** Written problem **
Copy out verbatim the lines of the data from the one containing "section-number-badge: 4 [12,329,36,353]" through the one containing "alanda kullanılmaktadır. [52,656,580,700]", with both of those lines included.
-- Begin The data --
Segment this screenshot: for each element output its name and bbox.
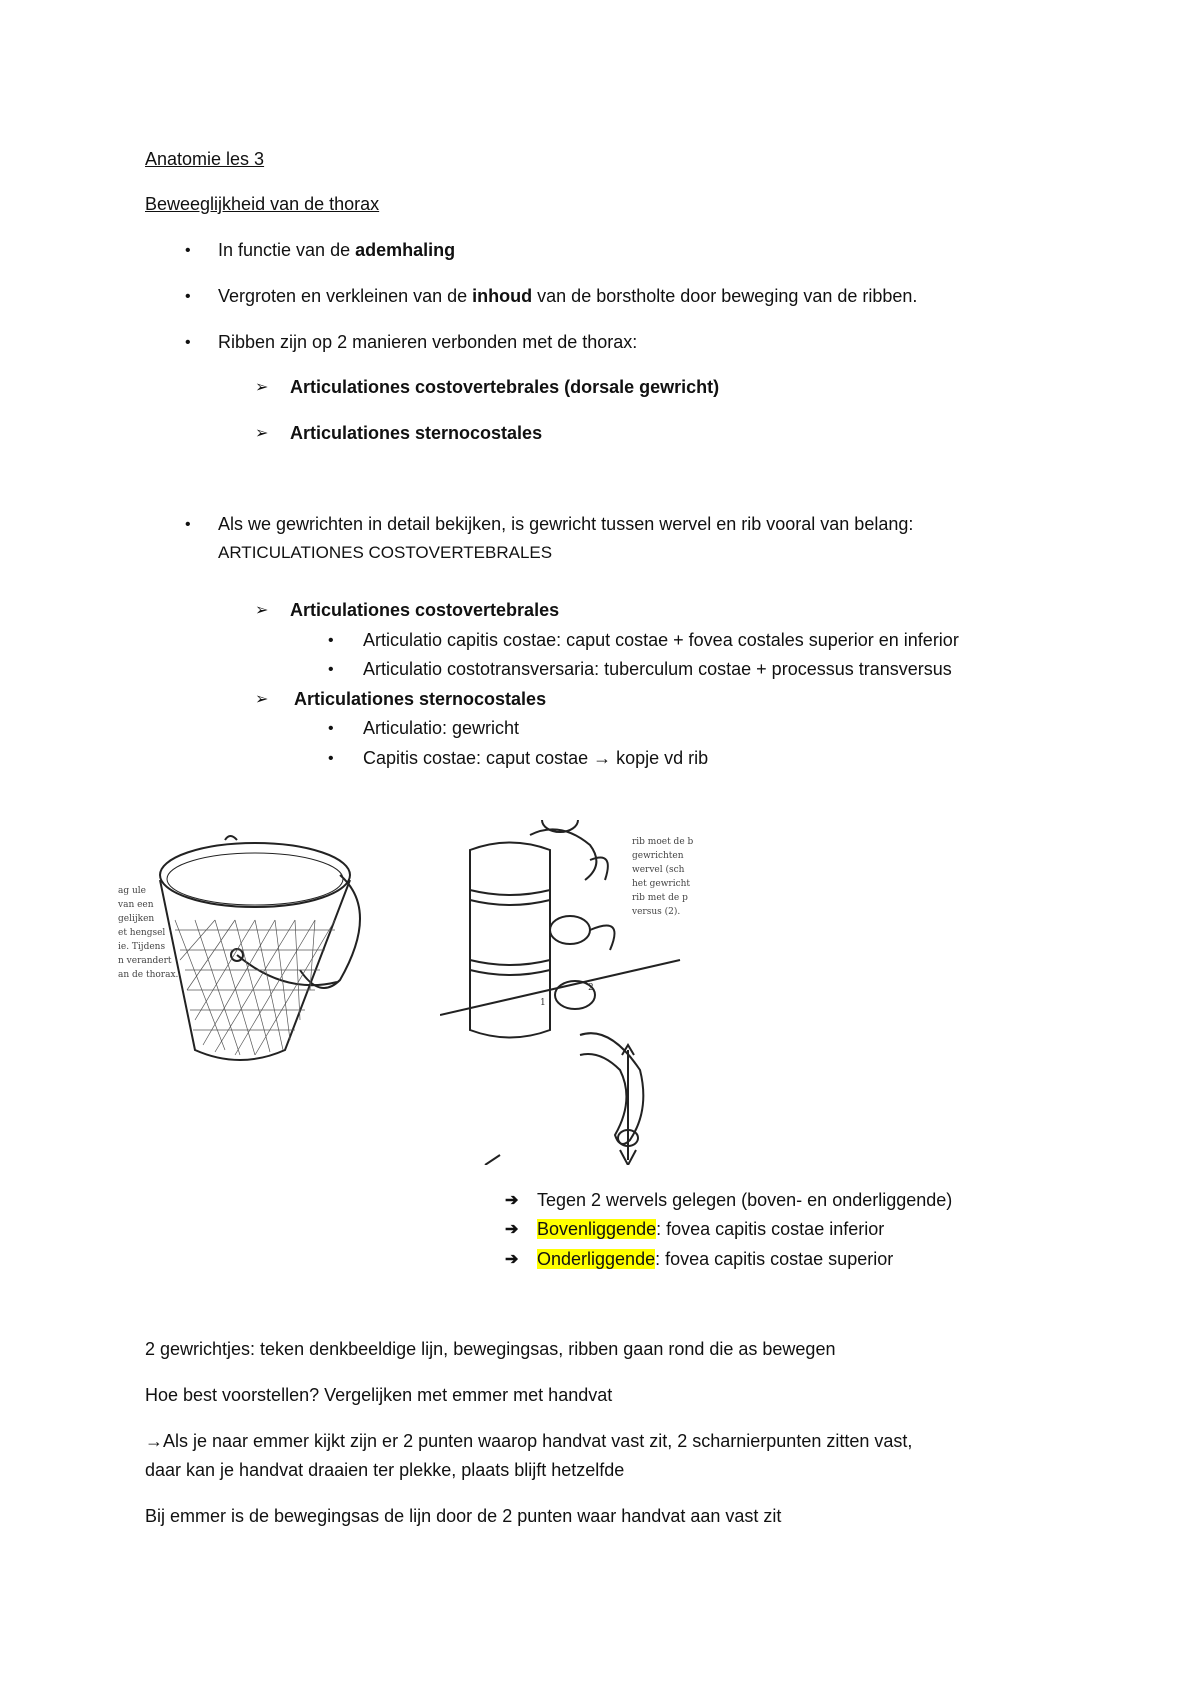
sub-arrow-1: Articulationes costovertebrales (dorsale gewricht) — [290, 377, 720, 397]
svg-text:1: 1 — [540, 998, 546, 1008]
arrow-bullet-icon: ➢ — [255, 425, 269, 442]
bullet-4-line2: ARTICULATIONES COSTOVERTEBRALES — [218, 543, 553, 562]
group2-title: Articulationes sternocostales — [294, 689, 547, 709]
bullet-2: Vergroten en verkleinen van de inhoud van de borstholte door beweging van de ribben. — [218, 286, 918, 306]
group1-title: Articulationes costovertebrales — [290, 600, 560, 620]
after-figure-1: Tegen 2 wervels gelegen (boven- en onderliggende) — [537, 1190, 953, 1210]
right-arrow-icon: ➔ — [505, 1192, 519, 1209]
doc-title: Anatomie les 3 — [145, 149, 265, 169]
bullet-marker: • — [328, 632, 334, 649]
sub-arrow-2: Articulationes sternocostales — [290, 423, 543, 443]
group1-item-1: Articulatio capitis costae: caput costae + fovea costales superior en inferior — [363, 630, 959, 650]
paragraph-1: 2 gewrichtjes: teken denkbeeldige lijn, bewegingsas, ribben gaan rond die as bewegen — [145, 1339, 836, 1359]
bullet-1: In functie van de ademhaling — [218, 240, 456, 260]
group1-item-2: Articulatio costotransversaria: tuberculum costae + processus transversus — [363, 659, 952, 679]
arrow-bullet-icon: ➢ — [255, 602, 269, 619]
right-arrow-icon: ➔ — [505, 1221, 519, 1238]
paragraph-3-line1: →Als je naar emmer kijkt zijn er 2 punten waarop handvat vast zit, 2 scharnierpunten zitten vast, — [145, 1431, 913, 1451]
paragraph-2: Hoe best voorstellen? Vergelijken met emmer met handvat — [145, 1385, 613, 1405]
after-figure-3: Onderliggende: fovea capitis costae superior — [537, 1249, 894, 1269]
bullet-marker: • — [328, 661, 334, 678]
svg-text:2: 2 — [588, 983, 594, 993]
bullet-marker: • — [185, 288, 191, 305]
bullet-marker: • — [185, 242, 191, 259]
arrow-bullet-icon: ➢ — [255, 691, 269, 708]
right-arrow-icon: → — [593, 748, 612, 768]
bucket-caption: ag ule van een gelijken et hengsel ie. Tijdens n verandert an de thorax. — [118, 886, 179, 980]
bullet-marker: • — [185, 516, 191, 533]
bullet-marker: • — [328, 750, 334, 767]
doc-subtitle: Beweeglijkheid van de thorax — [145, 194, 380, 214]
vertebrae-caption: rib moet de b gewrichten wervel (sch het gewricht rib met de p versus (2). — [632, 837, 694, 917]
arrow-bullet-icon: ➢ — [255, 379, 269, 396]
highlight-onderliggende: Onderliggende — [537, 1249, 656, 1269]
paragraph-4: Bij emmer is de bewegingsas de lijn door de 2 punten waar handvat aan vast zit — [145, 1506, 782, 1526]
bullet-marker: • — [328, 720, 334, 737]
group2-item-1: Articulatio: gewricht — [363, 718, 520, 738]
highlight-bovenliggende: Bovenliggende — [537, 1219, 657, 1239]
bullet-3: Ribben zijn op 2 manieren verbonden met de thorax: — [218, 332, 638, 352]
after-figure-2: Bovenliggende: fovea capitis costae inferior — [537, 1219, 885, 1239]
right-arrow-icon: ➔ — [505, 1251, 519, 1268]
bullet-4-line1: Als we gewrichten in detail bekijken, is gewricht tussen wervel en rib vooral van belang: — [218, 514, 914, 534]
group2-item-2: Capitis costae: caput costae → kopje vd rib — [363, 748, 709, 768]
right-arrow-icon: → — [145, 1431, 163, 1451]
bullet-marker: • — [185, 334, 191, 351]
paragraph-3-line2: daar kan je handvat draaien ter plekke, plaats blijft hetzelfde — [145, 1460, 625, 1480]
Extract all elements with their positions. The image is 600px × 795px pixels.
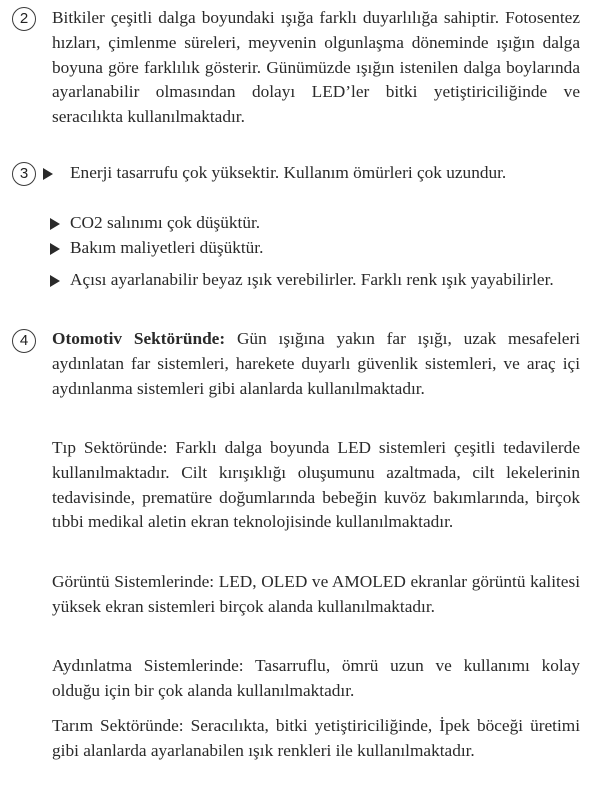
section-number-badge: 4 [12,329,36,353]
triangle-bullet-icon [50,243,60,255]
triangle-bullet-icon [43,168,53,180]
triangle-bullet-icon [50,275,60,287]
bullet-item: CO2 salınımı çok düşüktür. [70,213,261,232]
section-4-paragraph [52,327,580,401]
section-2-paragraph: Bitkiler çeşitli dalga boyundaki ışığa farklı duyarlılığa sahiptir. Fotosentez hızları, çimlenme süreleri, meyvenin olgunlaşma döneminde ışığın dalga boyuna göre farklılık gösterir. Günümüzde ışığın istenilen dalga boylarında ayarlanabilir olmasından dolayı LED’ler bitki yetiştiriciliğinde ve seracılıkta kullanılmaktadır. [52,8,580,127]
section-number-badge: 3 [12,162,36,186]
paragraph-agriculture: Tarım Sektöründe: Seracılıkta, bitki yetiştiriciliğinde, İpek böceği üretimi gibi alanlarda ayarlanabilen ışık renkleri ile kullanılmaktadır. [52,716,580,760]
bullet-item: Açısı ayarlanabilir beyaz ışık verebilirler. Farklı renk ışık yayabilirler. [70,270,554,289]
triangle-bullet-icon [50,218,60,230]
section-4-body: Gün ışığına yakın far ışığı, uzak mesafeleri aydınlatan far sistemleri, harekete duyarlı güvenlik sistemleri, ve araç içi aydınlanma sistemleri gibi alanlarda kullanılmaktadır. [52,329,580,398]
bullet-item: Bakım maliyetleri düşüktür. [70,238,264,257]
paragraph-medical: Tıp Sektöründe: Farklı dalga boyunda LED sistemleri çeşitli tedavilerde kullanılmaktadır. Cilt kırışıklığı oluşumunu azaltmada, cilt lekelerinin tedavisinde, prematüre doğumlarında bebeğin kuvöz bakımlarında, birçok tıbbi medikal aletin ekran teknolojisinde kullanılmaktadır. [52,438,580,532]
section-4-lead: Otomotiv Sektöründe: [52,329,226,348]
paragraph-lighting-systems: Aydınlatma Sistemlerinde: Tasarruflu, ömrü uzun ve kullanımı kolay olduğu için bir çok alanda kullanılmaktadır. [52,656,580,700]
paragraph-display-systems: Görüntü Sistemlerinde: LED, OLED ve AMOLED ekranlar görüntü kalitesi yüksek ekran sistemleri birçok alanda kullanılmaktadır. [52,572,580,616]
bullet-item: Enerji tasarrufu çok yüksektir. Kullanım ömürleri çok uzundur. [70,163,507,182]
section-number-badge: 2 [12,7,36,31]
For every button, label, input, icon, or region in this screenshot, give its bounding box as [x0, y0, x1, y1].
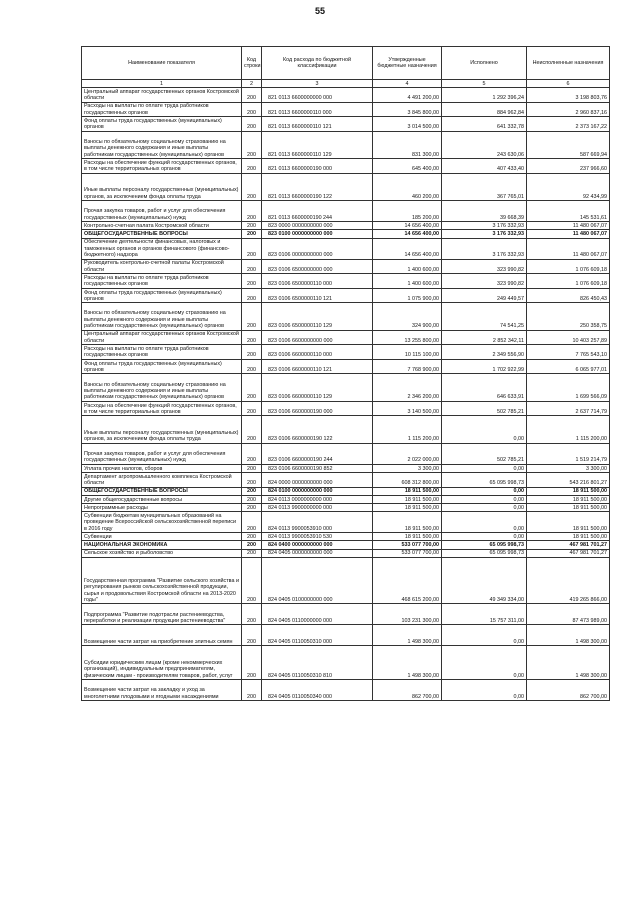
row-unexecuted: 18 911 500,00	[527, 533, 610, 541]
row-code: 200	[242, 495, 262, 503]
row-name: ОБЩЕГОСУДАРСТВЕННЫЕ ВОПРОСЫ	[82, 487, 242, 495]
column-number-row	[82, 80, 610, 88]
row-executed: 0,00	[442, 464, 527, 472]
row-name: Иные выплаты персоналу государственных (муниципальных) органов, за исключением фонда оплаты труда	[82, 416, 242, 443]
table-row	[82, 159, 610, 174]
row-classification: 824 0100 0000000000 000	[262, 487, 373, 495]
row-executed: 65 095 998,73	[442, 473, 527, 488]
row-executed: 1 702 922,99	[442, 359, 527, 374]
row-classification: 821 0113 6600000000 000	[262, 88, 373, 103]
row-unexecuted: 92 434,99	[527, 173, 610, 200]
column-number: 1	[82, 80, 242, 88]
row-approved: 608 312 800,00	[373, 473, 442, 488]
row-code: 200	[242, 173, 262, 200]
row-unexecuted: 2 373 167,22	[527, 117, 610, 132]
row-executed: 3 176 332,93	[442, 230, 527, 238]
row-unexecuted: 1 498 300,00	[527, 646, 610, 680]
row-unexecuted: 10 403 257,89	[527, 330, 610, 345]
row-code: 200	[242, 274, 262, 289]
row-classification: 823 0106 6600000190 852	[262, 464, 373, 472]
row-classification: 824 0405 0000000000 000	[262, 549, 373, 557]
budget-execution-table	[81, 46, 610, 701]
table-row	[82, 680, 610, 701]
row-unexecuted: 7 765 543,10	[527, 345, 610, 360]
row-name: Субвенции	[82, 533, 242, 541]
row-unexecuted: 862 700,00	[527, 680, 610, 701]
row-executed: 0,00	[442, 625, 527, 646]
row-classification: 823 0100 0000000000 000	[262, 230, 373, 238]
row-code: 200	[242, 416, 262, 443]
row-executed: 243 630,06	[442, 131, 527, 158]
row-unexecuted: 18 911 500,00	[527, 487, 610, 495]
-- End The data --
** Response **
section-number-badge: 4 [12,329,36,353]
triangle-bullet-icon [50,243,60,255]
triangle-bullet-icon [43,168,53,180]
triangle-bullet-icon [50,275,60,287]
bullet-item: CO2 salınımı çok düşüktür. [70,213,261,232]
section-4-paragraph [52,327,580,401]
section-2-paragraph: Bitkiler çeşitli dalga boyundaki ışığa farklı duyarlılığa sahiptir. Fotosentez hızları, çimlenme süreleri, meyvenin olgunlaşma döneminde ışığın dalga boyuna göre farklılık gösterir. Günümüzde ışığın istenilen dalga boylarında ayarlanabilir olmasından dolayı LED’ler bitki yetiştiriciliğinde ve seracılıkta kullanılmaktadır. [52,8,580,127]
section-number-badge: 3 [12,162,36,186]
paragraph-agriculture: Tarım Sektöründe: Seracılıkta, bitki yetiştiriciliğinde, İpek böceği üretimi gibi alanlarda ayarlanabilen ışık renkleri ile kullanılmaktadır. [52,716,580,760]
bullet-item: Açısı ayarlanabilir beyaz ışık verebilirler. Farklı renk ışık yayabilirler. [70,270,554,289]
triangle-bullet-icon [50,218,60,230]
section-4-body: Gün ışığına yakın far ışığı, uzak mesafeleri aydınlatan far sistemleri, harekete duyarlı güvenlik sistemleri, ve araç içi aydınlanma sistemleri gibi alanlarda kullanılmaktadır. [52,329,580,398]
bullet-item: Bakım maliyetleri düşüktür. [70,238,264,257]
paragraph-medical: Tıp Sektöründe: Farklı dalga boyunda LED sistemleri çeşitli tedavilerde kullanılmaktadır. Cilt kırışıklığı oluşumunu azaltmada, cilt lekelerinin tedavisinde, prematüre doğumlarında bebeğin kuvöz bakımlarında, birçok tıbbi medikal aletin ekran teknolojisinde kullanılmaktadır. [52,438,580,532]
section-4-lead: Otomotiv Sektöründe: [52,329,226,348]
paragraph-lighting-systems: Aydınlatma Sistemlerinde: Tasarruflu, ömrü uzun ve kullanımı kolay olduğu için bir çok alanda kullanılmaktadır. [52,656,580,700]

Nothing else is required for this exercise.